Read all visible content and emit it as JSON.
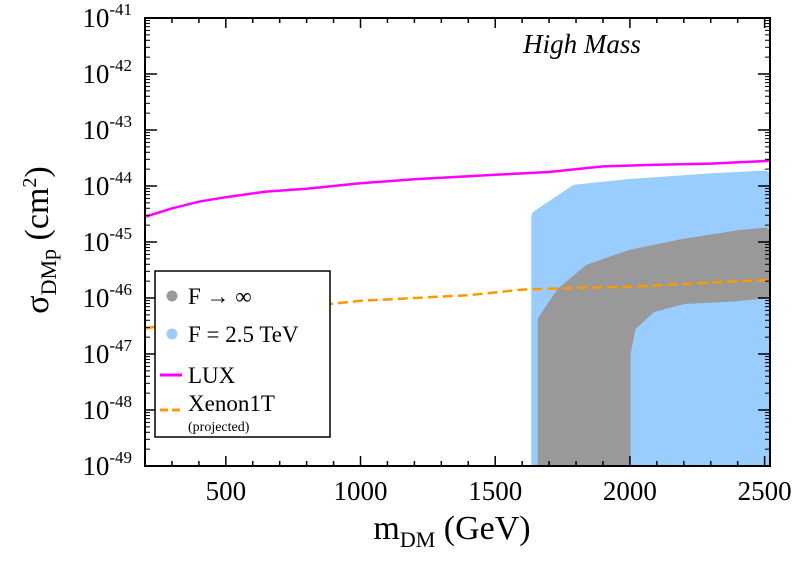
{
  "chart_data": {
    "type": "scatter",
    "title": "",
    "annotation": "High Mass",
    "xlabel": {
      "main": "m",
      "sub": "DM",
      "rest": " (GeV)"
    },
    "ylabel": {
      "main": "σ",
      "sub": "DMp",
      "rest": " (cm",
      "sup": "2",
      "end": ")"
    },
    "xlim": [
      200,
      2520
    ],
    "ylim_log10": [
      -49,
      -41
    ],
    "x_ticks": [
      {
        "value": 500,
        "label": "500"
      },
      {
        "value": 1000,
        "label": "1000"
      },
      {
        "value": 1500,
        "label": "1500"
      },
      {
        "value": 2000,
        "label": "2000"
      },
      {
        "value": 2500,
        "label": "2500"
      }
    ],
    "y_ticks": [
      {
        "exp": -41,
        "base": "10",
        "sup": "-41"
      },
      {
        "exp": -42,
        "base": "10",
        "sup": "-42"
      },
      {
        "exp": -43,
        "base": "10",
        "sup": "-43"
      },
      {
        "exp": -44,
        "base": "10",
        "sup": "-44"
      },
      {
        "exp": -45,
        "base": "10",
        "sup": "-45"
      },
      {
        "exp": -46,
        "base": "10",
        "sup": "-46"
      },
      {
        "exp": -47,
        "base": "10",
        "sup": "-47"
      },
      {
        "exp": -48,
        "base": "10",
        "sup": "-48"
      },
      {
        "exp": -49,
        "base": "10",
        "sup": "-49"
      }
    ],
    "series": [
      {
        "name": "F = 2.5 TeV",
        "kind": "region",
        "color": "#99ccff",
        "description_region": {
          "x_min": 1660,
          "x_max": 2500,
          "log_top": [
            [
              1660,
              -44.55
            ],
            [
              1800,
              -44.1
            ],
            [
              2000,
              -44.0
            ],
            [
              2300,
              -43.9
            ],
            [
              2500,
              -43.85
            ]
          ],
          "log_bottom": -49
        }
      },
      {
        "name": "F → ∞",
        "kind": "band",
        "color": "#999999",
        "band_top": [
          [
            1680,
            -46.4
          ],
          [
            1750,
            -45.9
          ],
          [
            1850,
            -45.5
          ],
          [
            2000,
            -45.25
          ],
          [
            2200,
            -45.05
          ],
          [
            2400,
            -44.9
          ],
          [
            2500,
            -44.85
          ]
        ],
        "band_bottom": [
          [
            1980,
            -49
          ],
          [
            1980,
            -47.0
          ],
          [
            2000,
            -46.5
          ],
          [
            2080,
            -46.15
          ],
          [
            2200,
            -46.0
          ],
          [
            2400,
            -45.95
          ],
          [
            2500,
            -45.9
          ]
        ],
        "band_left_bottom": [
          1680,
          -49
        ]
      },
      {
        "name": "LUX",
        "kind": "line",
        "dash": false,
        "color": "#ff00ff",
        "points": [
          [
            200,
            -44.55
          ],
          [
            300,
            -44.4
          ],
          [
            400,
            -44.28
          ],
          [
            500,
            -44.2
          ],
          [
            650,
            -44.1
          ],
          [
            800,
            -44.05
          ],
          [
            1000,
            -43.95
          ],
          [
            1200,
            -43.88
          ],
          [
            1500,
            -43.8
          ],
          [
            1700,
            -43.75
          ],
          [
            1900,
            -43.65
          ],
          [
            2100,
            -43.62
          ],
          [
            2300,
            -43.6
          ],
          [
            2520,
            -43.55
          ]
        ]
      },
      {
        "name": "Xenon1T",
        "sublabel": "(projected)",
        "kind": "line",
        "dash": true,
        "color": "#ff9900",
        "points": [
          [
            200,
            -46.55
          ],
          [
            400,
            -46.35
          ],
          [
            600,
            -46.2
          ],
          [
            800,
            -46.15
          ],
          [
            1000,
            -46.05
          ],
          [
            1200,
            -46.0
          ],
          [
            1400,
            -45.95
          ],
          [
            1600,
            -45.85
          ],
          [
            1800,
            -45.82
          ],
          [
            2000,
            -45.8
          ],
          [
            2200,
            -45.75
          ],
          [
            2400,
            -45.7
          ],
          [
            2520,
            -45.68
          ]
        ]
      }
    ],
    "legend": {
      "placement": "left-lower",
      "entries": [
        {
          "label": "F → ∞",
          "marker": "dot",
          "color": "#999999"
        },
        {
          "label": "F = 2.5 TeV",
          "marker": "dot",
          "color": "#99ccff"
        },
        {
          "label": "LUX",
          "marker": "line",
          "color": "#ff00ff"
        },
        {
          "label": "Xenon1T",
          "sub": "(projected)",
          "marker": "dashed-line",
          "color": "#ff9900"
        }
      ]
    }
  }
}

The problem:
Exclude all images and restate the records above word for word.

Answer:
Read all visible content and emit it as JSON.
{
  "chart_data": {
    "type": "scatter",
    "title": "",
    "annotation": "High Mass",
    "xlabel": {
      "main": "m",
      "sub": "DM",
      "rest": " (GeV)"
    },
    "ylabel": {
      "main": "σ",
      "sub": "DMp",
      "rest": " (cm",
      "sup": "2",
      "end": ")"
    },
    "xlim": [
      200,
      2520
    ],
    "ylim_log10": [
      -49,
      -41
    ],
    "x_ticks": [
      {
        "value": 500,
        "label": "500"
      },
      {
        "value": 1000,
        "label": "1000"
      },
      {
        "value": 1500,
        "label": "1500"
      },
      {
        "value": 2000,
        "label": "2000"
      },
      {
        "value": 2500,
        "label": "2500"
      }
    ],
    "y_ticks": [
      {
        "exp": -41,
        "base": "10",
        "sup": "-41"
      },
      {
        "exp": -42,
        "base": "10",
        "sup": "-42"
      },
      {
        "exp": -43,
        "base": "10",
        "sup": "-43"
      },
      {
        "exp": -44,
        "base": "10",
        "sup": "-44"
      },
      {
        "exp": -45,
        "base": "10",
        "sup": "-45"
      },
      {
        "exp": -46,
        "base": "10",
        "sup": "-46"
      },
      {
        "exp": -47,
        "base": "10",
        "sup": "-47"
      },
      {
        "exp": -48,
        "base": "10",
        "sup": "-48"
      },
      {
        "exp": -49,
        "base": "10",
        "sup": "-49"
      }
    ],
    "series": [
      {
        "name": "F = 2.5 TeV",
        "kind": "region",
        "color": "#99ccff",
        "description_region": {
          "x_min": 1660,
          "x_max": 2500,
          "log_top": [
            [
              1660,
              -44.55
            ],
            [
              1800,
              -44.1
            ],
            [
              2000,
              -44.0
            ],
            [
              2300,
              -43.9
            ],
            [
              2500,
              -43.85
            ]
          ],
          "log_bottom": -49
        }
      },
      {
        "name": "F → ∞",
        "kind": "band",
        "color": "#999999",
        "band_top": [
          [
            1680,
            -46.4
          ],
          [
            1750,
            -45.9
          ],
          [
            1850,
            -45.5
          ],
          [
            2000,
            -45.25
          ],
          [
            2200,
            -45.05
          ],
          [
            2400,
            -44.9
          ],
          [
            2500,
            -44.85
          ]
        ],
        "band_bottom": [
          [
            1980,
            -49
          ],
          [
            1980,
            -47.0
          ],
          [
            2000,
            -46.5
          ],
          [
            2080,
            -46.15
          ],
          [
            2200,
            -46.0
          ],
          [
            2400,
            -45.95
          ],
          [
            2500,
            -45.9
          ]
        ],
        "band_left_bottom": [
          1680,
          -49
        ]
      },
      {
        "name": "LUX",
        "kind": "line",
        "dash": false,
        "color": "#ff00ff",
        "points": [
          [
            200,
            -44.55
          ],
          [
            300,
            -44.4
          ],
          [
            400,
            -44.28
          ],
          [
            500,
            -44.2
          ],
          [
            650,
            -44.1
          ],
          [
            800,
            -44.05
          ],
          [
            1000,
            -43.95
          ],
          [
            1200,
            -43.88
          ],
          [
            1500,
            -43.8
          ],
          [
            1700,
            -43.75
          ],
          [
            1900,
            -43.65
          ],
          [
            2100,
            -43.62
          ],
          [
            2300,
            -43.6
          ],
          [
            2520,
            -43.55
          ]
        ]
      },
      {
        "name": "Xenon1T",
        "sublabel": "(projected)",
        "kind": "line",
        "dash": true,
        "color": "#ff9900",
        "points": [
          [
            200,
            -46.55
          ],
          [
            400,
            -46.35
          ],
          [
            600,
            -46.2
          ],
          [
            800,
            -46.15
          ],
          [
            1000,
            -46.05
          ],
          [
            1200,
            -46.0
          ],
          [
            1400,
            -45.95
          ],
          [
            1600,
            -45.85
          ],
          [
            1800,
            -45.82
          ],
          [
            2000,
            -45.8
          ],
          [
            2200,
            -45.75
          ],
          [
            2400,
            -45.7
          ],
          [
            2520,
            -45.68
          ]
        ]
      }
    ],
    "legend": {
      "placement": "left-lower",
      "entries": [
        {
          "label": "F → ∞",
          "marker": "dot",
          "color": "#999999"
        },
        {
          "label": "F = 2.5 TeV",
          "marker": "dot",
          "color": "#99ccff"
        },
        {
          "label": "LUX",
          "marker": "line",
          "color": "#ff00ff"
        },
        {
          "label": "Xenon1T",
          "sub": "(projected)",
          "marker": "dashed-line",
          "color": "#ff9900"
        }
      ]
    }
  }
}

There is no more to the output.